- _What to produce_:
Pictures aside, write out every record exactly as it appears.

· · · ·

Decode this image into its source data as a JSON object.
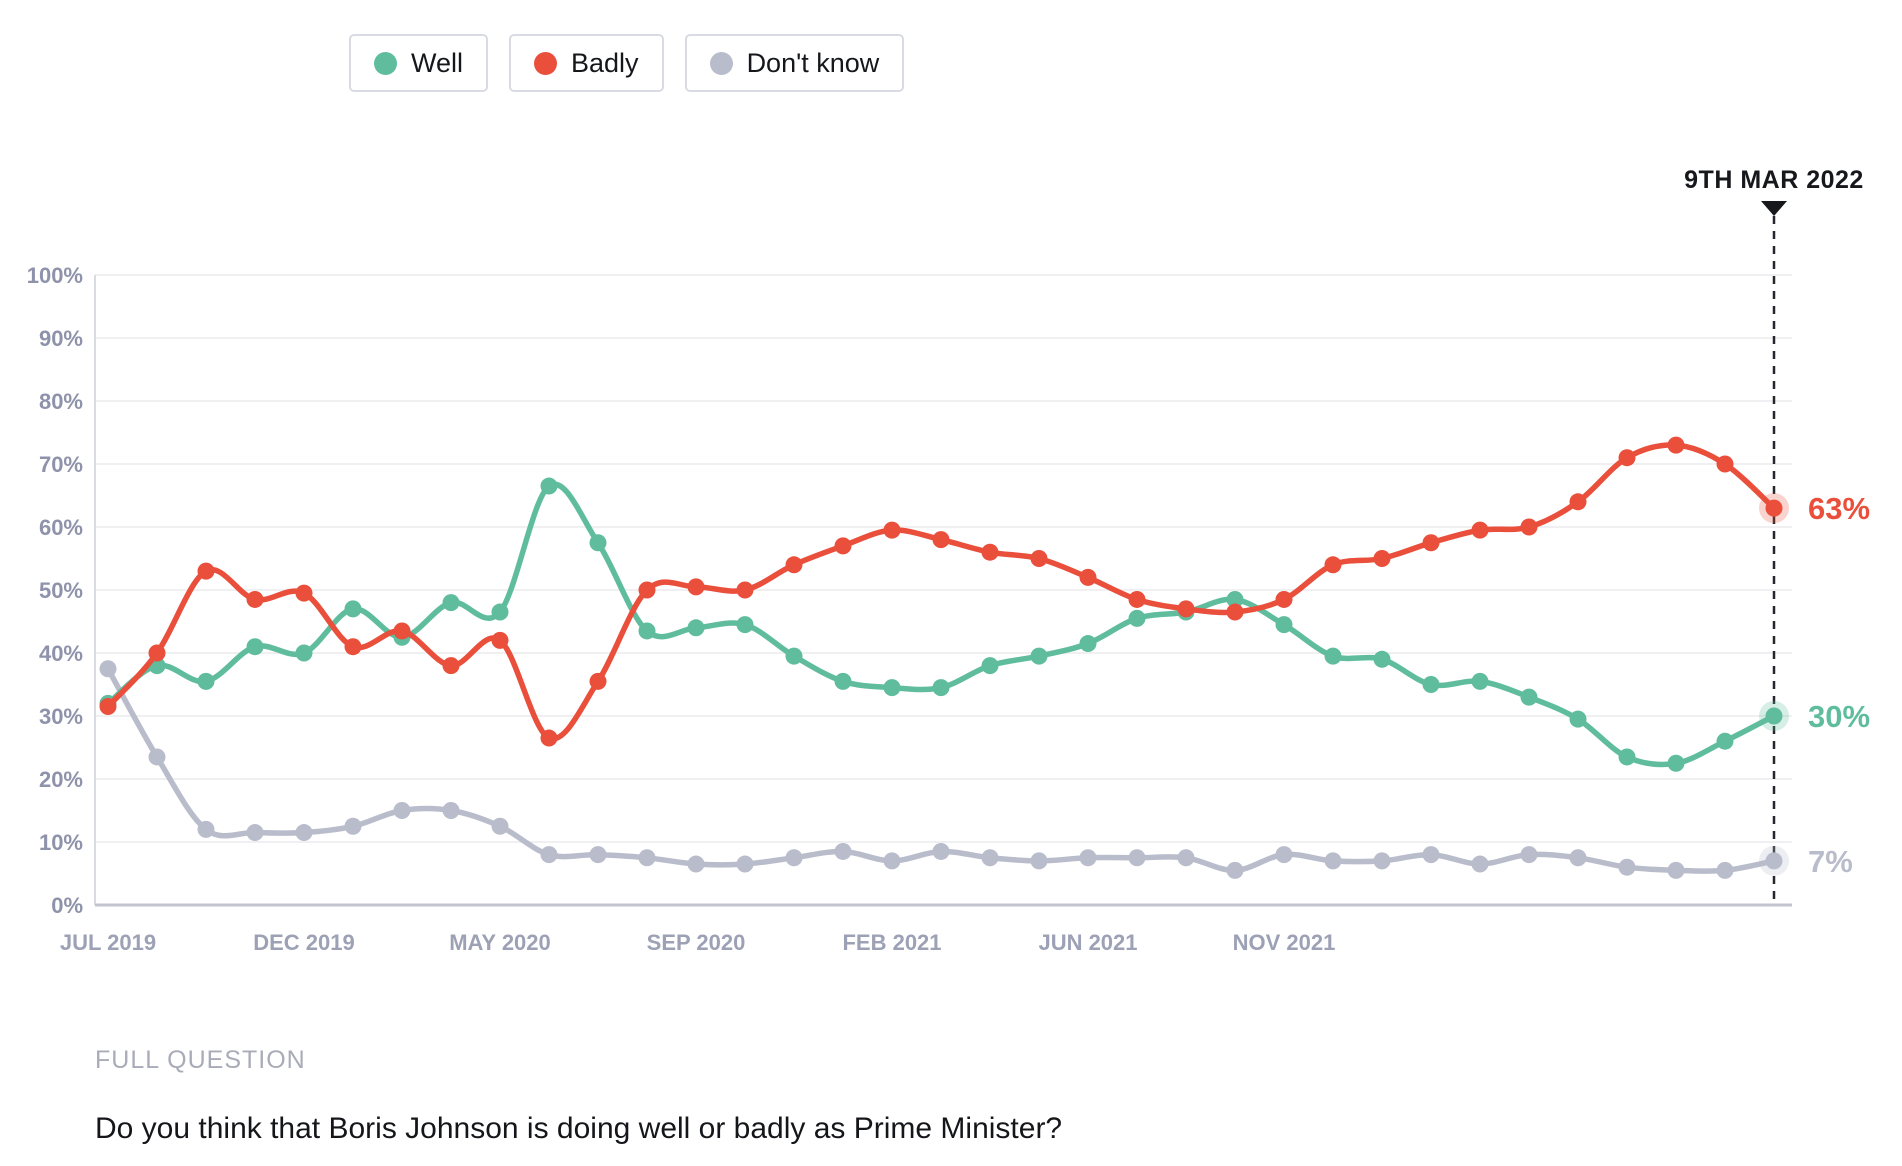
{
  "legend": {
    "items": [
      {
        "label": "Well",
        "color": "#5fbd9d"
      },
      {
        "label": "Badly",
        "color": "#e94f3b"
      },
      {
        "label": "Don't know",
        "color": "#b9bdcb"
      }
    ]
  },
  "footer": {
    "kicker": "FULL QUESTION",
    "question": "Do you think that Boris Johnson is doing well or badly as Prime Minister?"
  },
  "chart_data": {
    "type": "line",
    "title": "",
    "xlabel": "",
    "ylabel": "",
    "ylim": [
      0,
      100
    ],
    "grid": true,
    "legend_position": "top",
    "y_tick_labels": [
      "0%",
      "10%",
      "20%",
      "30%",
      "40%",
      "50%",
      "60%",
      "70%",
      "80%",
      "90%",
      "100%"
    ],
    "x_tick_labels": [
      "JUL 2019",
      "DEC 2019",
      "MAY 2020",
      "SEP 2020",
      "FEB 2021",
      "JUN 2021",
      "NOV 2021"
    ],
    "x_tick_point_indices": [
      0,
      4,
      8,
      12,
      16,
      20,
      24
    ],
    "annotation": {
      "label": "9TH MAR 2022",
      "point_index": 34
    },
    "series": [
      {
        "name": "Well",
        "color": "#5fbd9d",
        "end_label": "30%",
        "values": [
          32,
          38,
          35.5,
          41,
          40,
          47,
          42.5,
          48,
          46.5,
          66.5,
          57.5,
          43.5,
          44,
          44.5,
          39.5,
          35.5,
          34.5,
          34.5,
          38,
          39.5,
          41.5,
          45.5,
          46.5,
          48.5,
          44.5,
          39.5,
          39,
          35,
          35.5,
          33,
          29.5,
          23.5,
          22.5,
          26,
          30
        ]
      },
      {
        "name": "Badly",
        "color": "#e94f3b",
        "end_label": "63%",
        "values": [
          31.5,
          40,
          53,
          48.5,
          49.5,
          41,
          43.5,
          38,
          42,
          26.5,
          35.5,
          50,
          50.5,
          50,
          54,
          57,
          59.5,
          58,
          56,
          55,
          52,
          48.5,
          47,
          46.5,
          48.5,
          54,
          55,
          57.5,
          59.5,
          60,
          64,
          71,
          73,
          70,
          63
        ]
      },
      {
        "name": "Don't know",
        "color": "#b9bdcb",
        "end_label": "7%",
        "values": [
          37.5,
          23.5,
          12,
          11.5,
          11.5,
          12.5,
          15,
          15,
          12.5,
          8,
          8,
          7.5,
          6.5,
          6.5,
          7.5,
          8.5,
          7,
          8.5,
          7.5,
          7,
          7.5,
          7.5,
          7.5,
          5.5,
          8,
          7,
          7,
          8,
          6.5,
          8,
          7.5,
          6,
          5.5,
          5.5,
          7
        ]
      }
    ]
  }
}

· · · ·

- _Task result_:
Decode this image into its source data as a JSON object.
{
  "legend": {
    "items": [
      {
        "label": "Well",
        "color": "#5fbd9d"
      },
      {
        "label": "Badly",
        "color": "#e94f3b"
      },
      {
        "label": "Don't know",
        "color": "#b9bdcb"
      }
    ]
  },
  "footer": {
    "kicker": "FULL QUESTION",
    "question": "Do you think that Boris Johnson is doing well or badly as Prime Minister?"
  },
  "chart_data": {
    "type": "line",
    "title": "",
    "xlabel": "",
    "ylabel": "",
    "ylim": [
      0,
      100
    ],
    "grid": true,
    "legend_position": "top",
    "y_tick_labels": [
      "0%",
      "10%",
      "20%",
      "30%",
      "40%",
      "50%",
      "60%",
      "70%",
      "80%",
      "90%",
      "100%"
    ],
    "x_tick_labels": [
      "JUL 2019",
      "DEC 2019",
      "MAY 2020",
      "SEP 2020",
      "FEB 2021",
      "JUN 2021",
      "NOV 2021"
    ],
    "x_tick_point_indices": [
      0,
      4,
      8,
      12,
      16,
      20,
      24
    ],
    "annotation": {
      "label": "9TH MAR 2022",
      "point_index": 34
    },
    "series": [
      {
        "name": "Well",
        "color": "#5fbd9d",
        "end_label": "30%",
        "values": [
          32,
          38,
          35.5,
          41,
          40,
          47,
          42.5,
          48,
          46.5,
          66.5,
          57.5,
          43.5,
          44,
          44.5,
          39.5,
          35.5,
          34.5,
          34.5,
          38,
          39.5,
          41.5,
          45.5,
          46.5,
          48.5,
          44.5,
          39.5,
          39,
          35,
          35.5,
          33,
          29.5,
          23.5,
          22.5,
          26,
          30
        ]
      },
      {
        "name": "Badly",
        "color": "#e94f3b",
        "end_label": "63%",
        "values": [
          31.5,
          40,
          53,
          48.5,
          49.5,
          41,
          43.5,
          38,
          42,
          26.5,
          35.5,
          50,
          50.5,
          50,
          54,
          57,
          59.5,
          58,
          56,
          55,
          52,
          48.5,
          47,
          46.5,
          48.5,
          54,
          55,
          57.5,
          59.5,
          60,
          64,
          71,
          73,
          70,
          63
        ]
      },
      {
        "name": "Don't know",
        "color": "#b9bdcb",
        "end_label": "7%",
        "values": [
          37.5,
          23.5,
          12,
          11.5,
          11.5,
          12.5,
          15,
          15,
          12.5,
          8,
          8,
          7.5,
          6.5,
          6.5,
          7.5,
          8.5,
          7,
          8.5,
          7.5,
          7,
          7.5,
          7.5,
          7.5,
          5.5,
          8,
          7,
          7,
          8,
          6.5,
          8,
          7.5,
          6,
          5.5,
          5.5,
          7
        ]
      }
    ]
  }
}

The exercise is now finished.